== Material for this exercise ==

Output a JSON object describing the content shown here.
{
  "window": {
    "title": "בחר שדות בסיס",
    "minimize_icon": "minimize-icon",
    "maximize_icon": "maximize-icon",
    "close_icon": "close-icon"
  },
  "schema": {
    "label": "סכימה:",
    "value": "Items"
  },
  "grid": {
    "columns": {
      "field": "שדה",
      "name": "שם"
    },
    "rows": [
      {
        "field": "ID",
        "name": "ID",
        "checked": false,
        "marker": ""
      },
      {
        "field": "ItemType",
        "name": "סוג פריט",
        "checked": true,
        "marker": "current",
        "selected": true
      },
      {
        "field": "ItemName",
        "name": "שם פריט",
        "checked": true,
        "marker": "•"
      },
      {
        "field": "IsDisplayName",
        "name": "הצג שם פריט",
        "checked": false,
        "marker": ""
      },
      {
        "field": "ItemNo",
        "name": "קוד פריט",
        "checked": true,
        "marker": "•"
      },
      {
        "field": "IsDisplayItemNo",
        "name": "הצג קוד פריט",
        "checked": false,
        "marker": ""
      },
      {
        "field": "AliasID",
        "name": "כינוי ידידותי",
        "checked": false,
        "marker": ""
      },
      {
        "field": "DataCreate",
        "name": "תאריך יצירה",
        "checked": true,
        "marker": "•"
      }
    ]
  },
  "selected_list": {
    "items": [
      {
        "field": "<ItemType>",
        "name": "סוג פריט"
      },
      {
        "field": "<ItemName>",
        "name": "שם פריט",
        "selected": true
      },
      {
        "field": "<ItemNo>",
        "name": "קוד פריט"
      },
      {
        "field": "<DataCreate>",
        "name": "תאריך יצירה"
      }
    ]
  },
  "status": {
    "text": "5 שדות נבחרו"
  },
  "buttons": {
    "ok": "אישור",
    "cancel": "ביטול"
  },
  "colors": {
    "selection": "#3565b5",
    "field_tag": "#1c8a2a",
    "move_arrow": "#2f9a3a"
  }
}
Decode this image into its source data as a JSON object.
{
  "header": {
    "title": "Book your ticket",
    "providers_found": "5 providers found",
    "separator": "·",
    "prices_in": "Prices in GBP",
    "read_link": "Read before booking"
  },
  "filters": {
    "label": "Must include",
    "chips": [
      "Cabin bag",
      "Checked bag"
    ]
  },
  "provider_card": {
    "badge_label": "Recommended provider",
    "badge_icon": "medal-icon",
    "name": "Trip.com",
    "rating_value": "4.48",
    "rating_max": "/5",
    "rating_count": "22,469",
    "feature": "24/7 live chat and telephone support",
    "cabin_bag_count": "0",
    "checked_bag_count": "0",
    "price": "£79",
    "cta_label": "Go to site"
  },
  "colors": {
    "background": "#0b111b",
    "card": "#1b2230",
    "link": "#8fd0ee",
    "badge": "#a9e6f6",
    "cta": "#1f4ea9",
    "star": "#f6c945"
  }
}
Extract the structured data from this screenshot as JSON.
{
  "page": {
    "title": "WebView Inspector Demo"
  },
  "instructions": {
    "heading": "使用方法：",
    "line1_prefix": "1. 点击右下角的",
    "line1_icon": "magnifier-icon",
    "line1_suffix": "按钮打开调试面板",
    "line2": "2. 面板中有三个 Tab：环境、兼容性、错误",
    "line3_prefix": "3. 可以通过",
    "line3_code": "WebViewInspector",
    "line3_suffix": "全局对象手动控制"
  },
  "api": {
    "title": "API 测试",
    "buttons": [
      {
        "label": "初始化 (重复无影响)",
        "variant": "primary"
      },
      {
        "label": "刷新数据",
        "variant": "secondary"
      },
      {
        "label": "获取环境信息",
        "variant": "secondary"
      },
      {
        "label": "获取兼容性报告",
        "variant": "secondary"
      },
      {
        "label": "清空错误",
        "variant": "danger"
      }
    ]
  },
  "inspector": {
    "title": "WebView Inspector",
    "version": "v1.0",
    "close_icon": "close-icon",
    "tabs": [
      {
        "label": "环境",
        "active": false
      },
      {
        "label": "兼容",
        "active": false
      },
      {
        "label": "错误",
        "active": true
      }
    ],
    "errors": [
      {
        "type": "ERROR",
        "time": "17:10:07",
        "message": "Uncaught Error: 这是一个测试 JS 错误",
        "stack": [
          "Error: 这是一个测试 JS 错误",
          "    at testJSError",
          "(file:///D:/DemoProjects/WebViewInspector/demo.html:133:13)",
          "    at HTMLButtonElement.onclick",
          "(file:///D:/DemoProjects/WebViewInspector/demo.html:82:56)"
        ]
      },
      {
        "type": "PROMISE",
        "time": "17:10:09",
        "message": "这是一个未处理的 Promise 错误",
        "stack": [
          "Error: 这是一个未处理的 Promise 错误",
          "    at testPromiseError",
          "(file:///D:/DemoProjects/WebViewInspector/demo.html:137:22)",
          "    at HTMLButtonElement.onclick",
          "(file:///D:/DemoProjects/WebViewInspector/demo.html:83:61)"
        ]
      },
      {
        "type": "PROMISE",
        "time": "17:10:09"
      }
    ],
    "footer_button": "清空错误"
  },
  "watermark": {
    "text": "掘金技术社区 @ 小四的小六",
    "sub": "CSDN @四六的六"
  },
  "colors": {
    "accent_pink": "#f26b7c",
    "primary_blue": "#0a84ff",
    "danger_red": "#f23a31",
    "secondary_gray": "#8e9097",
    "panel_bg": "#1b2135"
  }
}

===

Copy out every line of the data above, exactly as given.

Output a JSON object describing the content shown here.
{
  "window": {
    "title": "בחר שדות בסיס",
    "minimize_icon": "minimize-icon",
    "maximize_icon": "maximize-icon",
    "close_icon": "close-icon"
  },
  "schema": {
    "label": "סכימה:",
    "value": "Items"
  },
  "grid": {
    "columns": {
      "field": "שדה",
      "name": "שם"
    },
    "rows": [
      {
        "field": "ID",
        "name": "ID",
        "checked": false,
        "marker": ""
      },
      {
        "field": "ItemType",
        "name": "סוג פריט",
        "checked": true,
        "marker": "current",
        "selected": true
      },
      {
        "field": "ItemName",
        "name": "שם פריט",
        "checked": true,
        "marker": "•"
      },
      {
        "field": "IsDisplayName",
        "name": "הצג שם פריט",
        "checked": false,
        "marker": ""
      },
      {
        "field": "ItemNo",
        "name": "קוד פריט",
        "checked": true,
        "marker": "•"
      },
      {
        "field": "IsDisplayItemNo",
        "name": "הצג קוד פריט",
        "checked": false,
        "marker": ""
      },
      {
        "field": "AliasID",
        "name": "כינוי ידידותי",
        "checked": false,
        "marker": ""
      },
      {
        "field": "DataCreate",
        "name": "תאריך יצירה",
        "checked": true,
        "marker": "•"
      }
    ]
  },
  "selected_list": {
    "items": [
      {
        "field": "<ItemType>",
        "name": "סוג פריט"
      },
      {
        "field": "<ItemName>",
        "name": "שם פריט",
        "selected": true
      },
      {
        "field": "<ItemNo>",
        "name": "קוד פריט"
      },
      {
        "field": "<DataCreate>",
        "name": "תאריך יצירה"
      }
    ]
  },
  "status": {
    "text": "5 שדות נבחרו"
  },
  "buttons": {
    "ok": "אישור",
    "cancel": "ביטול"
  },
  "colors": {
    "selection": "#3565b5",
    "field_tag": "#1c8a2a",
    "move_arrow": "#2f9a3a"
  }
}
Decode this image into its source data as a JSON object.
{
  "header": {
    "title": "Book your ticket",
    "providers_found": "5 providers found",
    "separator": "·",
    "prices_in": "Prices in GBP",
    "read_link": "Read before booking"
  },
  "filters": {
    "label": "Must include",
    "chips": [
      "Cabin bag",
      "Checked bag"
    ]
  },
  "provider_card": {
    "badge_label": "Recommended provider",
    "badge_icon": "medal-icon",
    "name": "Trip.com",
    "rating_value": "4.48",
    "rating_max": "/5",
    "rating_count": "22,469",
    "feature": "24/7 live chat and telephone support",
    "cabin_bag_count": "0",
    "checked_bag_count": "0",
    "price": "£79",
    "cta_label": "Go to site"
  },
  "colors": {
    "background": "#0b111b",
    "card": "#1b2230",
    "link": "#8fd0ee",
    "badge": "#a9e6f6",
    "cta": "#1f4ea9",
    "star": "#f6c945"
  }
}
Extract the structured data from this screenshot as JSON.
{
  "page": {
    "title": "WebView Inspector Demo"
  },
  "instructions": {
    "heading": "使用方法：",
    "line1_prefix": "1. 点击右下角的",
    "line1_icon": "magnifier-icon",
    "line1_suffix": "按钮打开调试面板",
    "line2": "2. 面板中有三个 Tab：环境、兼容性、错误",
    "line3_prefix": "3. 可以通过",
    "line3_code": "WebViewInspector",
    "line3_suffix": "全局对象手动控制"
  },
  "api": {
    "title": "API 测试",
    "buttons": [
      {
        "label": "初始化 (重复无影响)",
        "variant": "primary"
      },
      {
        "label": "刷新数据",
        "variant": "secondary"
      },
      {
        "label": "获取环境信息",
        "variant": "secondary"
      },
      {
        "label": "获取兼容性报告",
        "variant": "secondary"
      },
      {
        "label": "清空错误",
        "variant": "danger"
      }
    ]
  },
  "inspector": {
    "title": "WebView Inspector",
    "version": "v1.0",
    "close_icon": "close-icon",
    "tabs": [
      {
        "label": "环境",
        "active": false
      },
      {
        "label": "兼容",
        "active": false
      },
      {
        "label": "错误",
        "active": true
      }
    ],
    "errors": [
      {
        "type": "ERROR",
        "time": "17:10:07",
        "message": "Uncaught Error: 这是一个测试 JS 错误",
        "stack": [
          "Error: 这是一个测试 JS 错误",
          "    at testJSError",
          "(file:///D:/DemoProjects/WebViewInspector/demo.html:133:13)",
          "    at HTMLButtonElement.onclick",
          "(file:///D:/DemoProjects/WebViewInspector/demo.html:82:56)"
        ]
      },
      {
        "type": "PROMISE",
        "time": "17:10:09",
        "message": "这是一个未处理的 Promise 错误",
        "stack": [
          "Error: 这是一个未处理的 Promise 错误",
          "    at testPromiseError",
          "(file:///D:/DemoProjects/WebViewInspector/demo.html:137:22)",
          "    at HTMLButtonElement.onclick",
          "(file:///D:/DemoProjects/WebViewInspector/demo.html:83:61)"
        ]
      },
      {
        "type": "PROMISE",
        "time": "17:10:09"
      }
    ],
    "footer_button": "清空错误"
  },
  "watermark": {
    "text": "掘金技术社区 @ 小四的小六",
    "sub": "CSDN @四六的六"
  },
  "colors": {
    "accent_pink": "#f26b7c",
    "primary_blue": "#0a84ff",
    "danger_red": "#f23a31",
    "secondary_gray": "#8e9097",
    "panel_bg": "#1b2135"
  }
}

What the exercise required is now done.